• [Aim of the exercise] Write out each line that follows exactly as it stands, without the pictures.

====================

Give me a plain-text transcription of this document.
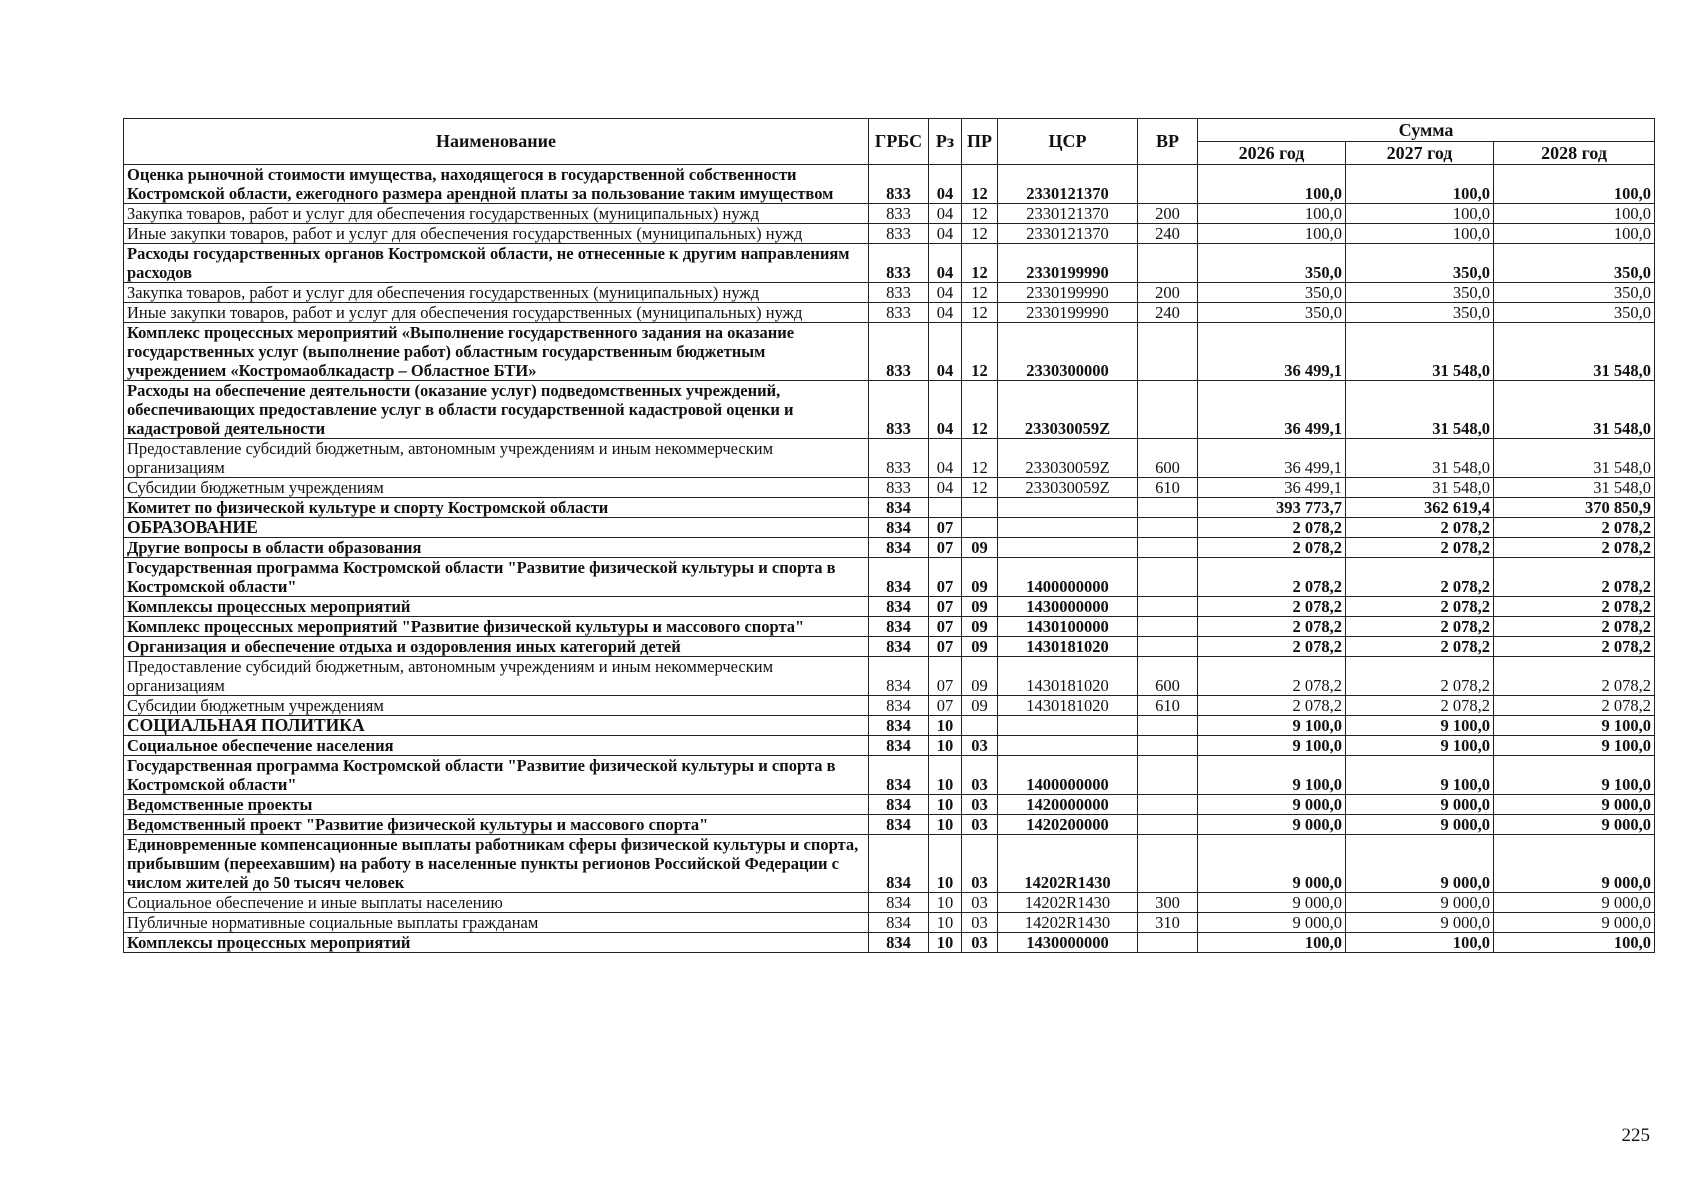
Наименование	ГРБС	Рз	ПР	ЦСР	ВР	Сумма		
						2026 год	2027 год	2028 год
Оценка рыночной стоимости имущества, находящегося в государственной собственности Костромской области, ежегодного размера арендной платы за пользование таким имуществом	833	04	12	2330121370		100,0	100,0	100,0
Закупка товаров, работ и услуг для обеспечения государственных (муниципальных) нужд	833	04	12	2330121370	200	100,0	100,0	100,0
Иные закупки товаров, работ и услуг для обеспечения государственных (муниципальных) нужд	833	04	12	2330121370	240	100,0	100,0	100,0
Расходы государственных органов Костромской области, не отнесенные к другим направлениям расходов	833	04	12	2330199990		350,0	350,0	350,0
Закупка товаров, работ и услуг для обеспечения государственных (муниципальных) нужд	833	04	12	2330199990	200	350,0	350,0	350,0
Иные закупки товаров, работ и услуг для обеспечения государственных (муниципальных) нужд	833	04	12	2330199990	240	350,0	350,0	350,0
Комплекс процессных мероприятий «Выполнение государственного задания на оказание государственных услуг (выполнение работ) областным государственным бюджетным учреждением «Костромаоблкадастр – Областное БТИ»	833	04	12	2330300000		36 499,1	31 548,0	31 548,0
Расходы на обеспечение деятельности (оказание услуг) подведомственных учреждений, обеспечивающих предоставление услуг в области государственной кадастровой оценки и кадастровой деятельности	833	04	12	233030059Z		36 499,1	31 548,0	31 548,0
Предоставление субсидий бюджетным, автономным учреждениям и иным некоммерческим организациям	833	04	12	233030059Z	600	36 499,1	31 548,0	31 548,0
Субсидии бюджетным учреждениям	833	04	12	233030059Z	610	36 499,1	31 548,0	31 548,0
Комитет по физической культуре и спорту Костромской области	834					393 773,7	362 619,4	370 850,9
ОБРАЗОВАНИЕ	834	07				2 078,2	2 078,2	2 078,2
Другие вопросы в области образования	834	07	09			2 078,2	2 078,2	2 078,2
Государственная программа Костромской области "Развитие физической культуры и спорта в Костромской области"	834	07	09	1400000000		2 078,2	2 078,2	2 078,2
Комплексы процессных мероприятий	834	07	09	1430000000		2 078,2	2 078,2	2 078,2
Комплекс процессных мероприятий "Развитие физической культуры и массового спорта"	834	07	09	1430100000		2 078,2	2 078,2	2 078,2
Организация и обеспечение отдыха и оздоровления иных категорий детей	834	07	09	1430181020		2 078,2	2 078,2	2 078,2
Предоставление субсидий бюджетным, автономным учреждениям и иным некоммерческим организациям	834	07	09	1430181020	600	2 078,2	2 078,2	2 078,2
Субсидии бюджетным учреждениям	834	07	09	1430181020	610	2 078,2	2 078,2	2 078,2
СОЦИАЛЬНАЯ ПОЛИТИКА	834	10				9 100,0	9 100,0	9 100,0
Социальное обеспечение населения	834	10	03			9 100,0	9 100,0	9 100,0
Государственная программа Костромской области "Развитие физической культуры и спорта в Костромской области"	834	10	03	1400000000		9 100,0	9 100,0	9 100,0
Ведомственные проекты	834	10	03	1420000000		9 000,0	9 000,0	9 000,0
Ведомственный проект "Развитие физической культуры и массового спорта"	834	10	03	1420200000		9 000,0	9 000,0	9 000,0
Единовременные компенсационные выплаты работникам сферы физической культуры и спорта, прибывшим (переехавшим) на работу в населенные пункты регионов Российской Федерации с числом жителей до 50 тысяч человек	834	10	03	14202R1430		9 000,0	9 000,0	9 000,0
Социальное обеспечение и иные выплаты населению	834	10	03	14202R1430	300	9 000,0	9 000,0	9 000,0
Публичные нормативные социальные выплаты гражданам	834	10	03	14202R1430	310	9 000,0	9 000,0	9 000,0
Комплексы процессных мероприятий	834	10	03	1430000000		100,0	100,0	100,0
225
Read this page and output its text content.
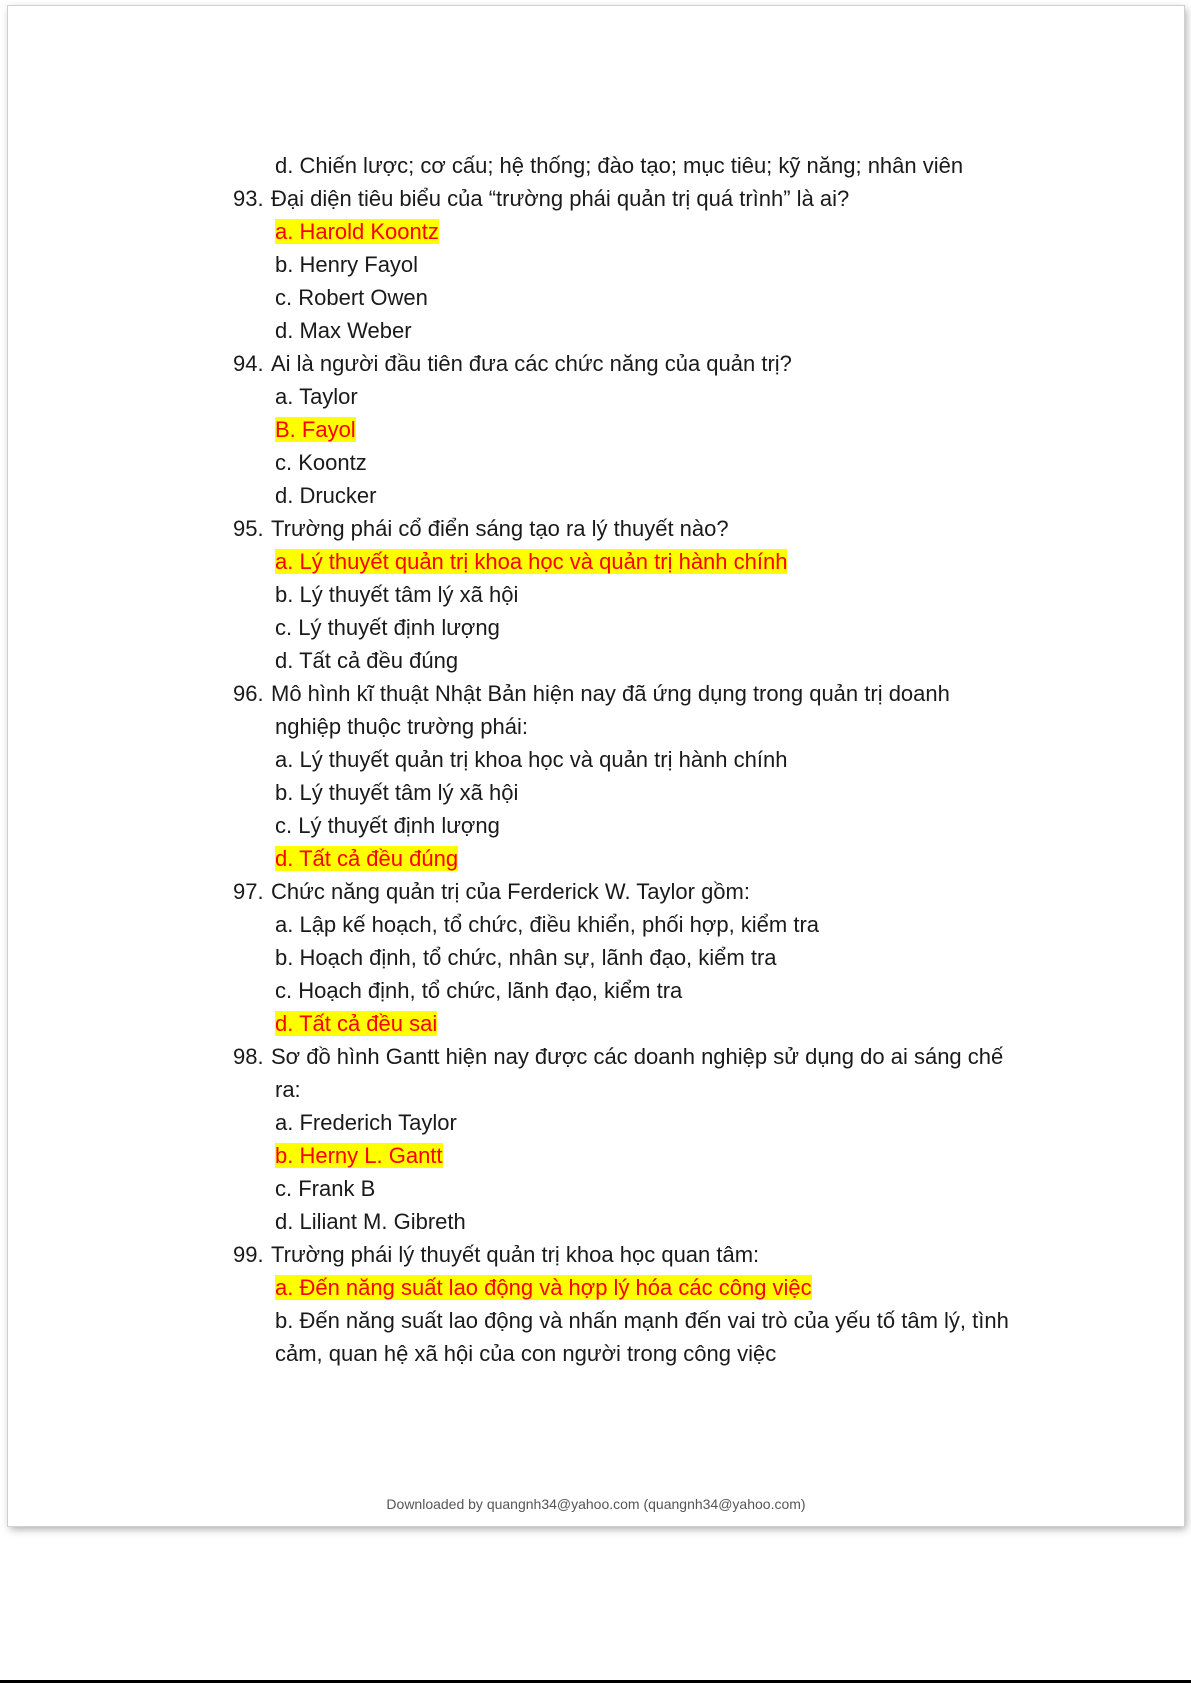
d. Chiến lược; cơ cấu; hệ thống; đào tạo; mục tiêu; kỹ năng; nhân viên
93. Đại diện tiêu biểu của “trường phái quản trị quá trình” là ai?
a. Harold Koontz
b. Henry Fayol
c. Robert Owen
d. Max Weber
94. Ai là người đầu tiên đưa các chức năng của quản trị?
a. Taylor
B. Fayol
c. Koontz
d. Drucker
95. Trường phái cổ điển sáng tạo ra lý thuyết nào?
a. Lý thuyết quản trị khoa học và quản trị hành chính
b. Lý thuyết tâm lý xã hội
c. Lý thuyết định lượng
d. Tất cả đều đúng
96. Mô hình kĩ thuật Nhật Bản hiện nay đã ứng dụng trong quản trị doanh
nghiệp thuộc trường phái:
a. Lý thuyết quản trị khoa học và quản trị hành chính
b. Lý thuyết tâm lý xã hội
c. Lý thuyết định lượng
d. Tất cả đều đúng
97. Chức năng quản trị của Ferderick W. Taylor gồm:
a. Lập kế hoạch, tổ chức, điều khiển, phối hợp, kiểm tra
b. Hoạch định, tổ chức, nhân sự, lãnh đạo, kiểm tra
c. Hoạch định, tổ chức, lãnh đạo, kiểm tra
d. Tất cả đều sai
98. Sơ đồ hình Gantt hiện nay được các doanh nghiệp sử dụng do ai sáng chế
ra:
a. Frederich Taylor
b. Herny L. Gantt
c. Frank B
d. Liliant M. Gibreth
99. Trường phái lý thuyết quản trị khoa học quan tâm:
a. Đến năng suất lao động và hợp lý hóa các công việc
b. Đến năng suất lao động và nhấn mạnh đến vai trò của yếu tố tâm lý, tình
cảm, quan hệ xã hội của con người trong công việc
Downloaded by quangnh34@yahoo.com (quangnh34@yahoo.com)
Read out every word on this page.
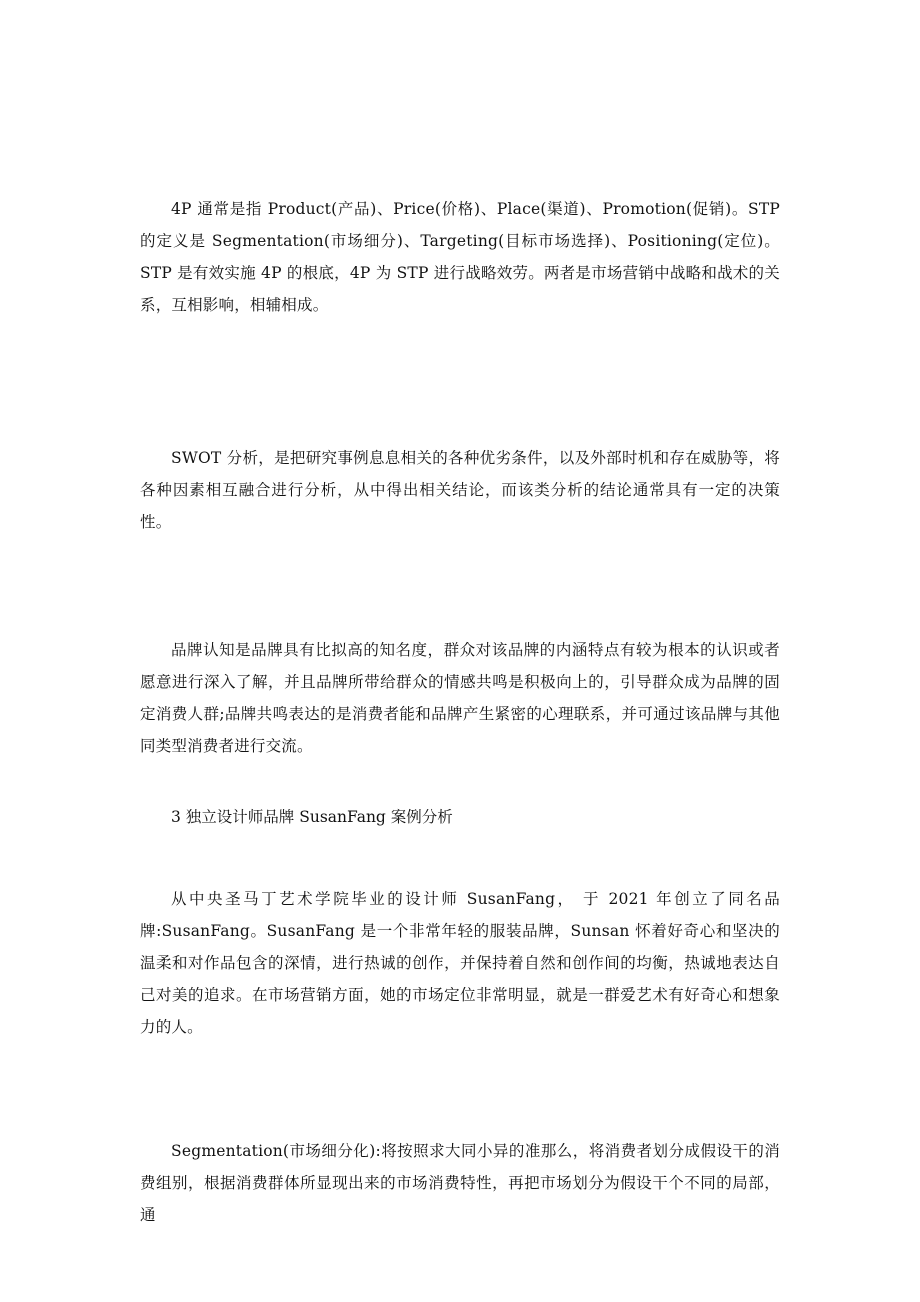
4P 通常是指 Product(产品)、Price(价格)、Place(渠道)、Promotion(促销)。STP 的定义是 Segmentation(市场细分)、Targeting(目标市场选择)、Positioning(定位)。STP 是有效实施 4P 的根底，4P 为 STP 进行战略效劳。两者是市场营销中战略和战术的关系，互相影响，相辅相成。

SWOT 分析，是把研究事例息息相关的各种优劣条件，以及外部时机和存在威胁等，将各种因素相互融合进行分析，从中得出相关结论，而该类分析的结论通常具有一定的决策性。

品牌认知是品牌具有比拟高的知名度，群众对该品牌的内涵特点有较为根本的认识或者愿意进行深入了解，并且品牌所带给群众的情感共鸣是积极向上的，引导群众成为品牌的固定消费人群;品牌共鸣表达的是消费者能和品牌产生紧密的心理联系，并可通过该品牌与其他同类型消费者进行交流。

3 独立设计师品牌 SusanFang 案例分析

从中央圣马丁艺术学院毕业的设计师 SusanFang， 于 2021 年创立了同名品牌:SusanFang。SusanFang 是一个非常年轻的服装品牌，Sunsan 怀着好奇心和坚决的温柔和对作品包含的深情，进行热诚的创作，并保持着自然和创作间的均衡，热诚地表达自己对美的追求。在市场营销方面，她的市场定位非常明显，就是一群爱艺术有好奇心和想象力的人。

Segmentation(市场细分化):将按照求大同小异的准那么，将消费者划分成假设干的消费组别，根据消费群体所显现出来的市场消费特性，再把市场划分为假设干个不同的局部，通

====================

• [The output]
Give me a plain-text transcription of this document.
Наименование	ГРБС	Рз	ПР	ЦСР	ВР	Сумма		
						2026 год	2027 год	2028 год
Оценка рыночной стоимости имущества, находящегося в государственной собственности Костромской области, ежегодного размера арендной платы за пользование таким имуществом	833	04	12	2330121370		100,0	100,0	100,0
Закупка товаров, работ и услуг для обеспечения государственных (муниципальных) нужд	833	04	12	2330121370	200	100,0	100,0	100,0
Иные закупки товаров, работ и услуг для обеспечения государственных (муниципальных) нужд	833	04	12	2330121370	240	100,0	100,0	100,0
Расходы государственных органов Костромской области, не отнесенные к другим направлениям расходов	833	04	12	2330199990		350,0	350,0	350,0
Закупка товаров, работ и услуг для обеспечения государственных (муниципальных) нужд	833	04	12	2330199990	200	350,0	350,0	350,0
Иные закупки товаров, работ и услуг для обеспечения государственных (муниципальных) нужд	833	04	12	2330199990	240	350,0	350,0	350,0
Комплекс процессных мероприятий «Выполнение государственного задания на оказание государственных услуг (выполнение работ) областным государственным бюджетным учреждением «Костромаоблкадастр – Областное БТИ»	833	04	12	2330300000		36 499,1	31 548,0	31 548,0
Расходы на обеспечение деятельности (оказание услуг) подведомственных учреждений, обеспечивающих предоставление услуг в области государственной кадастровой оценки и кадастровой деятельности	833	04	12	233030059Z		36 499,1	31 548,0	31 548,0
Предоставление субсидий бюджетным, автономным учреждениям и иным некоммерческим организациям	833	04	12	233030059Z	600	36 499,1	31 548,0	31 548,0
Субсидии бюджетным учреждениям	833	04	12	233030059Z	610	36 499,1	31 548,0	31 548,0
Комитет по физической культуре и спорту Костромской области	834					393 773,7	362 619,4	370 850,9
ОБРАЗОВАНИЕ	834	07				2 078,2	2 078,2	2 078,2
Другие вопросы в области образования	834	07	09			2 078,2	2 078,2	2 078,2
Государственная программа Костромской области "Развитие физической культуры и спорта в Костромской области"	834	07	09	1400000000		2 078,2	2 078,2	2 078,2
Комплексы процессных мероприятий	834	07	09	1430000000		2 078,2	2 078,2	2 078,2
Комплекс процессных мероприятий "Развитие физической культуры и массового спорта"	834	07	09	1430100000		2 078,2	2 078,2	2 078,2
Организация и обеспечение отдыха и оздоровления иных категорий детей	834	07	09	1430181020		2 078,2	2 078,2	2 078,2
Предоставление субсидий бюджетным, автономным учреждениям и иным некоммерческим организациям	834	07	09	1430181020	600	2 078,2	2 078,2	2 078,2
Субсидии бюджетным учреждениям	834	07	09	1430181020	610	2 078,2	2 078,2	2 078,2
СОЦИАЛЬНАЯ ПОЛИТИКА	834	10				9 100,0	9 100,0	9 100,0
Социальное обеспечение населения	834	10	03			9 100,0	9 100,0	9 100,0
Государственная программа Костромской области "Развитие физической культуры и спорта в Костромской области"	834	10	03	1400000000		9 100,0	9 100,0	9 100,0
Ведомственные проекты	834	10	03	1420000000		9 000,0	9 000,0	9 000,0
Ведомственный проект "Развитие физической культуры и массового спорта"	834	10	03	1420200000		9 000,0	9 000,0	9 000,0
Единовременные компенсационные выплаты работникам сферы физической культуры и спорта, прибывшим (переехавшим) на работу в населенные пункты регионов Российской Федерации с числом жителей до 50 тысяч человек	834	10	03	14202R1430		9 000,0	9 000,0	9 000,0
Социальное обеспечение и иные выплаты населению	834	10	03	14202R1430	300	9 000,0	9 000,0	9 000,0
Публичные нормативные социальные выплаты гражданам	834	10	03	14202R1430	310	9 000,0	9 000,0	9 000,0
Комплексы процессных мероприятий	834	10	03	1430000000		100,0	100,0	100,0
225
Read this page and output its text content.
d. Chiến lược; cơ cấu; hệ thống; đào tạo; mục tiêu; kỹ năng; nhân viên
93. Đại diện tiêu biểu của “trường phái quản trị quá trình” là ai?
a. Harold Koontz
b. Henry Fayol
c. Robert Owen
d. Max Weber
94. Ai là người đầu tiên đưa các chức năng của quản trị?
a. Taylor
B. Fayol
c. Koontz
d. Drucker
95. Trường phái cổ điển sáng tạo ra lý thuyết nào?
a. Lý thuyết quản trị khoa học và quản trị hành chính
b. Lý thuyết tâm lý xã hội
c. Lý thuyết định lượng
d. Tất cả đều đúng
96. Mô hình kĩ thuật Nhật Bản hiện nay đã ứng dụng trong quản trị doanh
nghiệp thuộc trường phái:
a. Lý thuyết quản trị khoa học và quản trị hành chính
b. Lý thuyết tâm lý xã hội
c. Lý thuyết định lượng
d. Tất cả đều đúng
97. Chức năng quản trị của Ferderick W. Taylor gồm:
a. Lập kế hoạch, tổ chức, điều khiển, phối hợp, kiểm tra
b. Hoạch định, tổ chức, nhân sự, lãnh đạo, kiểm tra
c. Hoạch định, tổ chức, lãnh đạo, kiểm tra
d. Tất cả đều sai
98. Sơ đồ hình Gantt hiện nay được các doanh nghiệp sử dụng do ai sáng chế
ra:
a. Frederich Taylor
b. Herny L. Gantt
c. Frank B
d. Liliant M. Gibreth
99. Trường phái lý thuyết quản trị khoa học quan tâm:
a. Đến năng suất lao động và hợp lý hóa các công việc
b. Đến năng suất lao động và nhấn mạnh đến vai trò của yếu tố tâm lý, tình
cảm, quan hệ xã hội của con người trong công việc
Downloaded by quangnh34@yahoo.com (quangnh34@yahoo.com)
Read out every word on this page.
4P 通常是指 Product(产品)、Price(价格)、Place(渠道)、Promotion(促销)。STP 的定义是 Segmentation(市场细分)、Targeting(目标市场选择)、Positioning(定位)。STP 是有效实施 4P 的根底，4P 为 STP 进行战略效劳。两者是市场营销中战略和战术的关系，互相影响，相辅相成。

SWOT 分析，是把研究事例息息相关的各种优劣条件，以及外部时机和存在威胁等，将各种因素相互融合进行分析，从中得出相关结论，而该类分析的结论通常具有一定的决策性。

品牌认知是品牌具有比拟高的知名度，群众对该品牌的内涵特点有较为根本的认识或者愿意进行深入了解，并且品牌所带给群众的情感共鸣是积极向上的，引导群众成为品牌的固定消费人群;品牌共鸣表达的是消费者能和品牌产生紧密的心理联系，并可通过该品牌与其他同类型消费者进行交流。

3 独立设计师品牌 SusanFang 案例分析

从中央圣马丁艺术学院毕业的设计师 SusanFang， 于 2021 年创立了同名品牌:SusanFang。SusanFang 是一个非常年轻的服装品牌，Sunsan 怀着好奇心和坚决的温柔和对作品包含的深情，进行热诚的创作，并保持着自然和创作间的均衡，热诚地表达自己对美的追求。在市场营销方面，她的市场定位非常明显，就是一群爱艺术有好奇心和想象力的人。

Segmentation(市场细分化):将按照求大同小异的准那么，将消费者划分成假设干的消费组别，根据消费群体所显现出来的市场消费特性，再把市场划分为假设干个不同的局部，通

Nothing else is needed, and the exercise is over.